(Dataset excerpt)
(begin)
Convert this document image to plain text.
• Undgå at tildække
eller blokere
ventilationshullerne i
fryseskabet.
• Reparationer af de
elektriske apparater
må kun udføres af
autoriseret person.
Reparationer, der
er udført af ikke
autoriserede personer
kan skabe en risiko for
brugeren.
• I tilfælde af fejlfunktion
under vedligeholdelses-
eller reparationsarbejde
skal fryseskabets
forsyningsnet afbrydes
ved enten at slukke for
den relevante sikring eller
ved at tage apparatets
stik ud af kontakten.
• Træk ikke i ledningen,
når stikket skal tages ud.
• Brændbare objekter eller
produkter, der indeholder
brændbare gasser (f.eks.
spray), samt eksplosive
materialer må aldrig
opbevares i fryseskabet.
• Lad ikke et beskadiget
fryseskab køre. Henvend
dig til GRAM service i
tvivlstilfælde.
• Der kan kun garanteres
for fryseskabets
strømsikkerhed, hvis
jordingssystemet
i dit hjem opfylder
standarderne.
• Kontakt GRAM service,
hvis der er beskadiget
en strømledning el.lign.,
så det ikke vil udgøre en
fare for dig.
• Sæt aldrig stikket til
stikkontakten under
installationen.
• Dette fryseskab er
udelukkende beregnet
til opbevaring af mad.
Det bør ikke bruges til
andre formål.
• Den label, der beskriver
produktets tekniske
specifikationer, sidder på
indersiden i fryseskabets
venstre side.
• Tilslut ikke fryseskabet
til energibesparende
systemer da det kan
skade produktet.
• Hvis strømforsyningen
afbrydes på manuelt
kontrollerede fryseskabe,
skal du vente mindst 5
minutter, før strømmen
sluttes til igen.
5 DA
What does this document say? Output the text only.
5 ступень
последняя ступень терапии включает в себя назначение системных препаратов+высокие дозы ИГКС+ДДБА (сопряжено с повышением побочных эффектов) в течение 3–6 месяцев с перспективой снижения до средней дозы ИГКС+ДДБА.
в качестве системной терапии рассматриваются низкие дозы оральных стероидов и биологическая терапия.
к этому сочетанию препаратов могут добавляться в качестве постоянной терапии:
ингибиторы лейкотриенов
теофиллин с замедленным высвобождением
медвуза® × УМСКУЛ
(end)
◆ WHAT YOU NEED TO DO:
The answer should be a single number: the count of lines in the data that include the string "this".

◆ EXERCISE RESPONSE:
2